(Records contained in a dataset)
· · · · ·

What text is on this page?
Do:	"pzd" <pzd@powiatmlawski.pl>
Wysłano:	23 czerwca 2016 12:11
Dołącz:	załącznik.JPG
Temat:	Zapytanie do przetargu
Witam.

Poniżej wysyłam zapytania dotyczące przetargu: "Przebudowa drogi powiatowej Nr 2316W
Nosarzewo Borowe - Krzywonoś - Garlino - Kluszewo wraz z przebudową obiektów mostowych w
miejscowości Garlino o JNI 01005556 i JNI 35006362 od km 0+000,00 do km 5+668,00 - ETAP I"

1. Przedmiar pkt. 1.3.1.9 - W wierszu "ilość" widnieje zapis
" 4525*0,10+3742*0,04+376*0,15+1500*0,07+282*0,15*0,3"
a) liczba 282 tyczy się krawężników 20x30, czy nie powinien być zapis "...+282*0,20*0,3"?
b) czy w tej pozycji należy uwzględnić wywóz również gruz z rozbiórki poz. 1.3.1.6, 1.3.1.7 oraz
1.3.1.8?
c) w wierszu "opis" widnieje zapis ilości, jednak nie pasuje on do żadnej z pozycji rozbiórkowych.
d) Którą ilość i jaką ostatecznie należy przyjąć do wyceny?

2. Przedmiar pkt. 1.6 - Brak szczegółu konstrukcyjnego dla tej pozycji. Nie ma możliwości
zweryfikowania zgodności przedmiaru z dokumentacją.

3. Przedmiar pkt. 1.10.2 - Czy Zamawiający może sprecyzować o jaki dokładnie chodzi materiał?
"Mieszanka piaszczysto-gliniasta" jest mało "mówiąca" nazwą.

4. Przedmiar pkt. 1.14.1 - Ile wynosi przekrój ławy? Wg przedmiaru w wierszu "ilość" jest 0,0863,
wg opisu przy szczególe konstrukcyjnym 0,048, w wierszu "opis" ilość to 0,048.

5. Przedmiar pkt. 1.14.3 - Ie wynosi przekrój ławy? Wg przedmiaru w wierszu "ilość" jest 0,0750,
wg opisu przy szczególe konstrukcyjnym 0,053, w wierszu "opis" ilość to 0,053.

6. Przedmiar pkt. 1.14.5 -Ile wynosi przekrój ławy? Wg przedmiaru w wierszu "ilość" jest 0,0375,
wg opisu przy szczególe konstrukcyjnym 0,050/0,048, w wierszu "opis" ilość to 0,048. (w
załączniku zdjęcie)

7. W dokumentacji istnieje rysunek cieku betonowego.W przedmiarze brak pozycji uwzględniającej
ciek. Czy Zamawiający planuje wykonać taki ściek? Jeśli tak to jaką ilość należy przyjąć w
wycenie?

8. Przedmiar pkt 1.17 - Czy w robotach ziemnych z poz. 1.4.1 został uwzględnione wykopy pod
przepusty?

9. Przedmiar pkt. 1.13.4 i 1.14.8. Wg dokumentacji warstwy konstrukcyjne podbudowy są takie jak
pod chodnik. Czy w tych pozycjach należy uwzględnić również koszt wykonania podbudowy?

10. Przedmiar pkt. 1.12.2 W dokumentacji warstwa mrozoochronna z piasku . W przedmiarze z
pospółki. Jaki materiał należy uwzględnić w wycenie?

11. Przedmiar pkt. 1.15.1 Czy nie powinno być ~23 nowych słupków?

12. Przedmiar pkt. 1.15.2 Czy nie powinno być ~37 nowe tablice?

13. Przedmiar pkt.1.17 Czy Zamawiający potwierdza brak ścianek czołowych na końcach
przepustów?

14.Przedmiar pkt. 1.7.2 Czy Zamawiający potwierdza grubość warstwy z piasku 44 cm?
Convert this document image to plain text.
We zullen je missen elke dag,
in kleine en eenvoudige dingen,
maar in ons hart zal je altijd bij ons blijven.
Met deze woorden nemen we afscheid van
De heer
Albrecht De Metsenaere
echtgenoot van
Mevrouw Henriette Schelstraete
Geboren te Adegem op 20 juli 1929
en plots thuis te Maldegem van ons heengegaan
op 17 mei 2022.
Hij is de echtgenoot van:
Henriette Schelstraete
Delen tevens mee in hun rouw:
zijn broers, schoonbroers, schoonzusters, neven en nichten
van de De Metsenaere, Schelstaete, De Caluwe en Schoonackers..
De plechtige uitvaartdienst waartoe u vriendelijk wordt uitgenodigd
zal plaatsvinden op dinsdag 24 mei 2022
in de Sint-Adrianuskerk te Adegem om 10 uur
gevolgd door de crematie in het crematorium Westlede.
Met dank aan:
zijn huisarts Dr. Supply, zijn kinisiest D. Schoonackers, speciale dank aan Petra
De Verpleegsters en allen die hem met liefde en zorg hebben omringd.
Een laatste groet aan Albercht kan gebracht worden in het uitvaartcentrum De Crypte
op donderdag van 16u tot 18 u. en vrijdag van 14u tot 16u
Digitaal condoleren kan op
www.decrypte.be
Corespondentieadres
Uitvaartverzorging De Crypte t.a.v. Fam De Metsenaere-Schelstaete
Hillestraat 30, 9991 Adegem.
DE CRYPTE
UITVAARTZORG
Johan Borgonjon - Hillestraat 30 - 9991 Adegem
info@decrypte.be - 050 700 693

· · · · ·

### [Problem details]
Check each line of the records for the word "decrypte" and extract those that contain it.

### [Answer to the problem]
www.decrypte.be
info@decrypte.be - 050 700 693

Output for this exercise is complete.